- _WHAT YOU HAVE TO DO_
Look through the records that follow. Copy every line containing the word "noise".

______________________________

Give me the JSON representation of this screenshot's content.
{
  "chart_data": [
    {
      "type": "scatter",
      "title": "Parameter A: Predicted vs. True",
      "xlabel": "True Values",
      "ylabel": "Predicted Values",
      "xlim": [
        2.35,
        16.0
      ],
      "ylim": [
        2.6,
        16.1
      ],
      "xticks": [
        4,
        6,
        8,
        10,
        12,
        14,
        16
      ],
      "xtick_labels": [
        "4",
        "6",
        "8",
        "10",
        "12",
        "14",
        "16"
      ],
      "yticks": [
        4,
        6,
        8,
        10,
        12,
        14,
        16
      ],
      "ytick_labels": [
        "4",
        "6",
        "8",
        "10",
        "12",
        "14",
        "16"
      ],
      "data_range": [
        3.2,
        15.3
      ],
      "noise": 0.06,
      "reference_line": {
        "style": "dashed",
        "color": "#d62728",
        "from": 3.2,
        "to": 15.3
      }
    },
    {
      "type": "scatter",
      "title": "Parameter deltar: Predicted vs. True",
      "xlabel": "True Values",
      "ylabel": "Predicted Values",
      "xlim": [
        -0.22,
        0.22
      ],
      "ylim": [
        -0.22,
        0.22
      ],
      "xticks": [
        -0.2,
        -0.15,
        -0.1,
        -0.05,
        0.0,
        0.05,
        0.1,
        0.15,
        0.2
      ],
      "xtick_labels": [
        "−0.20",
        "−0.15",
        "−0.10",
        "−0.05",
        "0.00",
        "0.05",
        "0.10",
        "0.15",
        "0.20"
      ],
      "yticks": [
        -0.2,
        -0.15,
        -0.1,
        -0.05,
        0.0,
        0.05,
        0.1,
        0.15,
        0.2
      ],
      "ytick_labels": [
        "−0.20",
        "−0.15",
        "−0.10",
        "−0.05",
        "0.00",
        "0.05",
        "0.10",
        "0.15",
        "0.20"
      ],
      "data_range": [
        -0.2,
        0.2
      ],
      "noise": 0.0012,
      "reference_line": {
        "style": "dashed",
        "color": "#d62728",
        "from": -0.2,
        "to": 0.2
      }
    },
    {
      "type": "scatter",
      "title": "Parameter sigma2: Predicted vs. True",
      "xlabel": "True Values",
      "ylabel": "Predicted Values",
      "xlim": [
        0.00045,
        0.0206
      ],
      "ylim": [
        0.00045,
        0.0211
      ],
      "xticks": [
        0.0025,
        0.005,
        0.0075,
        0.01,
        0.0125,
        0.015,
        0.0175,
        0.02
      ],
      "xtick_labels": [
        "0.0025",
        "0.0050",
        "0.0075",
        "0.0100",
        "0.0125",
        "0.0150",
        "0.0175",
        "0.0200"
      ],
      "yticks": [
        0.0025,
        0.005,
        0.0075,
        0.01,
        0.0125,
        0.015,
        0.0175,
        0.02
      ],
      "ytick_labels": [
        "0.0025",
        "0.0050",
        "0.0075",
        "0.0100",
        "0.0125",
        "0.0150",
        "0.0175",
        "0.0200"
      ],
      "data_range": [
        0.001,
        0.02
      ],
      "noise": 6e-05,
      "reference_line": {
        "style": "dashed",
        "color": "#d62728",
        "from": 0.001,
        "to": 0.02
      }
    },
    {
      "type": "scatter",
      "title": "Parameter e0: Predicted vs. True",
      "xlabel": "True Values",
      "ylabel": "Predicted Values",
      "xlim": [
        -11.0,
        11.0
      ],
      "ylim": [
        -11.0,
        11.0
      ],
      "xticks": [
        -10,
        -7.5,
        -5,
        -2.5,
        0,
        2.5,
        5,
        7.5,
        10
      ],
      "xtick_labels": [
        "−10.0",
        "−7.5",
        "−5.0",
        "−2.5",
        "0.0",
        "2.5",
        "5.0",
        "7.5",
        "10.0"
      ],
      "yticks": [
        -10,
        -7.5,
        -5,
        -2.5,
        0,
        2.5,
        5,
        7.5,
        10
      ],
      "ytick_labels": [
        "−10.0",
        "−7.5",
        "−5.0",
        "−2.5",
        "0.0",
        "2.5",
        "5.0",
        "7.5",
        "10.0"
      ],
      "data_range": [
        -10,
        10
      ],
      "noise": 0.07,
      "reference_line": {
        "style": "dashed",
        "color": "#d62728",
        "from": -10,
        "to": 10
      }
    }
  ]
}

______________________________

- _FULL ANSWER_
      "noise": 0.06,
      "noise": 0.0012,
      "noise": 6e-05,
      "noise": 0.07,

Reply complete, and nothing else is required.